[START DATA EXCERPTS]

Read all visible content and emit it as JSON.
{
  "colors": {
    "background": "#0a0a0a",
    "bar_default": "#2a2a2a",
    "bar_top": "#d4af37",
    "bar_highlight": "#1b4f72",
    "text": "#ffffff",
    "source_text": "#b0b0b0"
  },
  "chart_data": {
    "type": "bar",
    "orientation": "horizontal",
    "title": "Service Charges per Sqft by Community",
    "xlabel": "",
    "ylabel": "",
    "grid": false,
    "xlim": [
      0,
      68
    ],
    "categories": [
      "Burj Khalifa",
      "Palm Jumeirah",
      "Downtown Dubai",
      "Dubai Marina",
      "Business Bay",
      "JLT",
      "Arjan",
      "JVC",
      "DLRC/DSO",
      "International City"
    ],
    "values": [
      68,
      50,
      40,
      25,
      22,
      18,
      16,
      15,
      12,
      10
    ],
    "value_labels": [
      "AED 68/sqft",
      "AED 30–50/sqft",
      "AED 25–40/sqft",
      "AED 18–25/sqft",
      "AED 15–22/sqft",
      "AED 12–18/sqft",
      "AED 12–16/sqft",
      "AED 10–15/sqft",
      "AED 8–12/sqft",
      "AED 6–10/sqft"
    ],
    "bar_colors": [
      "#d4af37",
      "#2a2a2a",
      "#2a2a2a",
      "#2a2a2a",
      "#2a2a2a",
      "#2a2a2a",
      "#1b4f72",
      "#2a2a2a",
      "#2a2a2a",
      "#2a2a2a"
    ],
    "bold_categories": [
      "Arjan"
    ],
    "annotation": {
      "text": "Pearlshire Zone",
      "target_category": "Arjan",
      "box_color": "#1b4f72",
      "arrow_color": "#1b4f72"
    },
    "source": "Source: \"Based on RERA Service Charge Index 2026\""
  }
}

[END DATA EXCERPTS]
[START DATA EXCERPTS]

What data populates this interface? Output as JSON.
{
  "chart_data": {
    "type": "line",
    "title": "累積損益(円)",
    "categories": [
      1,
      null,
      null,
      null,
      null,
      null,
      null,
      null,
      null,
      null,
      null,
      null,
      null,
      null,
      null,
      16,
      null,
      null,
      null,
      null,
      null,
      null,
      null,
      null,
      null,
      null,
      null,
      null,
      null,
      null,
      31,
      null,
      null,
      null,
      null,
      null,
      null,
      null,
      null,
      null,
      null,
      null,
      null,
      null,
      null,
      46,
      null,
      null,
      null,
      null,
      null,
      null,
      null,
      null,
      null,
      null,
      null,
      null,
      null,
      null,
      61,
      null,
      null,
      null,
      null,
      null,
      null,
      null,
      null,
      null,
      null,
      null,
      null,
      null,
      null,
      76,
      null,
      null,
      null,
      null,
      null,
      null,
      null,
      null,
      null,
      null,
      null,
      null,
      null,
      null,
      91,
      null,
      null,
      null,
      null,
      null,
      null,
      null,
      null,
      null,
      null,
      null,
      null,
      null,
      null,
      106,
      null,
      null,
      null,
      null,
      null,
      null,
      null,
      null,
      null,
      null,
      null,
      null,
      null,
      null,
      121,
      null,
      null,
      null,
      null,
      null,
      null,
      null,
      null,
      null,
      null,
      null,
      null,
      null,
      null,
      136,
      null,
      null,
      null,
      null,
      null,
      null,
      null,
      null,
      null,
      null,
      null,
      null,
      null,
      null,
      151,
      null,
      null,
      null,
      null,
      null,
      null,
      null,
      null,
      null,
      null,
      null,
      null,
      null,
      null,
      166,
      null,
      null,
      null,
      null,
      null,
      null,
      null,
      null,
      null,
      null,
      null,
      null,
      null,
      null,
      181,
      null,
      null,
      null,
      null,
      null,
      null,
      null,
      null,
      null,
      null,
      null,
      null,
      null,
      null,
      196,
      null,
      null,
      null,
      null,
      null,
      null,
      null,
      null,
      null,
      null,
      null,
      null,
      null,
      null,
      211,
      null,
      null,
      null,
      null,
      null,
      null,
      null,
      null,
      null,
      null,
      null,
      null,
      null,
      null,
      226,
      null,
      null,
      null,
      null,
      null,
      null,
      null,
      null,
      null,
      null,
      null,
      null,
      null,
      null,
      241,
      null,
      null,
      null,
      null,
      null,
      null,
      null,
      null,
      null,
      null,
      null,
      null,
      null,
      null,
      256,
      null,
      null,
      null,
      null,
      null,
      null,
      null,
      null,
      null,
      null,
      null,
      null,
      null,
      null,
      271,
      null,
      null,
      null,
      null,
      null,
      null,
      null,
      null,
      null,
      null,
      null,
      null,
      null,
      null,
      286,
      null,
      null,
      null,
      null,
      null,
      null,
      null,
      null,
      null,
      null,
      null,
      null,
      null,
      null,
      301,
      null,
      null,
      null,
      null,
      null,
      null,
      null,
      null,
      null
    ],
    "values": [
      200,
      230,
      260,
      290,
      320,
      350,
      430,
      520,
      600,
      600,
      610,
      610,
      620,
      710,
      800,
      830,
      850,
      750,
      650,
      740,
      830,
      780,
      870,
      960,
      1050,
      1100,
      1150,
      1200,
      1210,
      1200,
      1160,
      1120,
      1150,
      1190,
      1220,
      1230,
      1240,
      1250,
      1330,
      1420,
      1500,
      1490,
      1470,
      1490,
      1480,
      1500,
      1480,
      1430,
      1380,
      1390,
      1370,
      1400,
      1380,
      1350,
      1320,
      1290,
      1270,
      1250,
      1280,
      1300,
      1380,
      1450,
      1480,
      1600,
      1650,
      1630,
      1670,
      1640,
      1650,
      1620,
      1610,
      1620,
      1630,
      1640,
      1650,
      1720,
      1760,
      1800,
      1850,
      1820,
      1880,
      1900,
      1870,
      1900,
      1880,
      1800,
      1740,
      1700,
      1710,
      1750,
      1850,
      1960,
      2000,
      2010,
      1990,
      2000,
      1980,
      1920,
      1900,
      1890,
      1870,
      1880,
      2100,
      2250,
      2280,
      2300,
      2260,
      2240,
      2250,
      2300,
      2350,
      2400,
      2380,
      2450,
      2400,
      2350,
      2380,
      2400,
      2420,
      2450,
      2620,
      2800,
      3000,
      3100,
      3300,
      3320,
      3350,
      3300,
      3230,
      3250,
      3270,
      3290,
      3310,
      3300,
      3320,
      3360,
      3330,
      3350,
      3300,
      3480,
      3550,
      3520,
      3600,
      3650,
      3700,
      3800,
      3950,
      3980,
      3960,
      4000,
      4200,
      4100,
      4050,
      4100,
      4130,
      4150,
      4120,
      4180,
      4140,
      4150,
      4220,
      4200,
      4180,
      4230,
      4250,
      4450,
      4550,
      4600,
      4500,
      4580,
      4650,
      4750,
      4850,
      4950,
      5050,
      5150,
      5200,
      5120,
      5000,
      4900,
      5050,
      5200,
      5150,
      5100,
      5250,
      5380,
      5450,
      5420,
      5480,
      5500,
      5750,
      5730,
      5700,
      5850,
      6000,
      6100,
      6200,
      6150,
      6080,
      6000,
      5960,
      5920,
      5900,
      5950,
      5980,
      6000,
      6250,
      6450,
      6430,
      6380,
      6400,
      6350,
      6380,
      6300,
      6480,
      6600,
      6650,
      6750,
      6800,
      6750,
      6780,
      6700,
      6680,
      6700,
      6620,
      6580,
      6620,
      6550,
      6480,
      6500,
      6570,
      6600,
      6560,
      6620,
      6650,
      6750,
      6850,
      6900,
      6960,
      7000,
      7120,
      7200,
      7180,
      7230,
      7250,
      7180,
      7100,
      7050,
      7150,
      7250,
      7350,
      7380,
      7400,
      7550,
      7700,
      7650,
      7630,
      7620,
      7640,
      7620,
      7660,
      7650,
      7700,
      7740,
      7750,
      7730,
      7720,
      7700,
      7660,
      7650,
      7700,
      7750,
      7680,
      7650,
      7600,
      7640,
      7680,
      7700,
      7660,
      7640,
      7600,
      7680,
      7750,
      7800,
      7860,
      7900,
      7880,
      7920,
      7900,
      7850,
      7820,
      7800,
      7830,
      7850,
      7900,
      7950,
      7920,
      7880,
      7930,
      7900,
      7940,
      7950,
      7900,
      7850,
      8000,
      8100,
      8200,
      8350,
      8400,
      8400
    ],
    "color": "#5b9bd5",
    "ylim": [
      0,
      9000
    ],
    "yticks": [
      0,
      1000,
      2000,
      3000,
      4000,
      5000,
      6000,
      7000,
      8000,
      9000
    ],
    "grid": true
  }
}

[END DATA EXCERPTS]

### DIRECTION
Count each line with "Service" in it and report that figure by itself.

### TASK SOLUTION
2